### Предоставленный отрывок
* * * * *

И я умолк, потрясенный величественной фантазией моей симпатичной собеседницы.

* * *

Есть люди умные. Есть дураки. А также есть непримиримые, принципиальные и бескомпромиссные. Иметь с ними дело — Господь не приведи. Уж лучше с дураками.

* * *

Ноябрь 2013 года. Университет дружбы народов. Российское литературное собрание, затеянное Владимиром Ильичем Толстым.

Оглядываю писательскую толпу: «Нас — тьмы, и тьмы, и тьмы. Попробуйте, сразитесь с нами!».

Встретились люди, которые, случается, двадцать лет до этого не здоровались друг с другом. Обнимаются, обмениваются книжками (а на то и писатель, что своя книжка у него всегда при себе). И тут же — я ведь сказал: на то и писатели — лезут в спор.

Вполне, кстати, цивилизованный. Без привычного мордобоя. Было впечатление, что все настроены очень благожелательно — даже по отношению к власти.

* * * * *

### Задание 1
Определите, соответствуют ли отрывку о литературном собрании три утверждения: (a) собрание проходило в Университете дружбы народов в ноябре 2013 года; (b) спор писателей закончился привычным мордобоем; (c) с непримиримыми иметь дело лучше, чем с дураками. Для каждого ответьте «да» или «нет» и приведите точную цитату, которая это решает.
### Задание 2
Кто, согласно отрывку о литературном собрании, затеял Российское литературное собрание?
### Задание 3
Продолжите, пожалуйста, отрывок о литературном собрании, начав сразу после его последнего предложения.

### Доступные данные
* * * * *

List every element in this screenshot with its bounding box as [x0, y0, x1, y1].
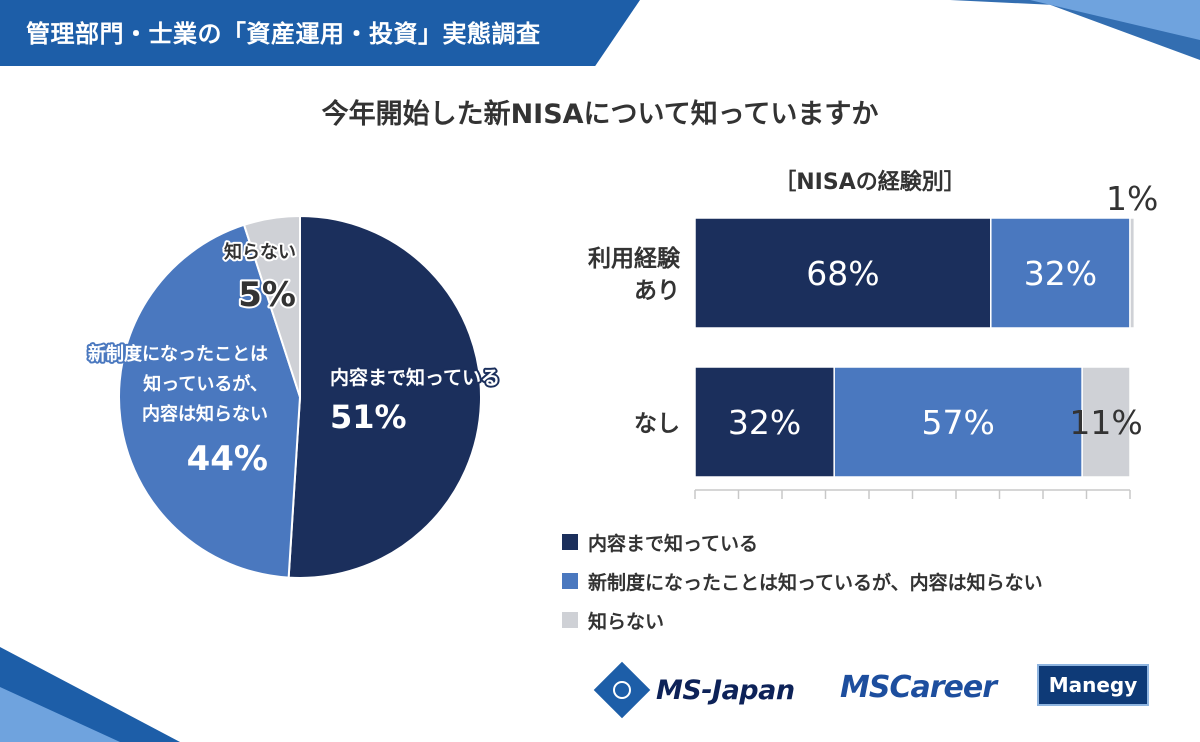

* * * * *

### Ответ 1
(a) Да: «Ноябрь 2013 года. Университет дружбы народов.»
(b) Нет: «Вполне, кстати, цивилизованный. Без привычного мордобоя.»
(c) Нет: «Иметь с ними дело — Господь не приведи. Уж лучше с дураками.»

### Ответ 2
Владимир Ильич Толстой.

### Ответ 3
Но это в кулуарах. А вот когда собрались в зале, и Путин приехал, и речи пошли, возникло, мне показалось, напряжение: нами опять вроде бы пробуют командовать.

И я вспомнил фразу из не пошедшей в «Знамени» статьи: «Писателями управлять — все равно что кошек пасти».

* * *

Этим летом я должен был быть в Карабихе, на ежегодном Некрасовском празднике. Не сложилось. До сих пор обидно. А сказать там я хотел примерно вот что.

Сейчас просвещенное российское сословие расколото — как и сто пятьдесят лет назад. Тогда, загляните в Википедию, в очередной раз замиряли взбунтовавшихся поляков, и Николай Алексеевич Некрасов на одном из собраний прочел свою оду Муравьеву-вешателю. Его, понятно, заклеймили, и позорное это стихо-творение, чтобы не бросало тень на светлый облик, до сих пор можно найти отнюдь не в каждом собрании сочинений. Как и оду Иосифа Бродского «На независимость Украины», без которой обошлось его эталонное издание в «Библиотеке поэта».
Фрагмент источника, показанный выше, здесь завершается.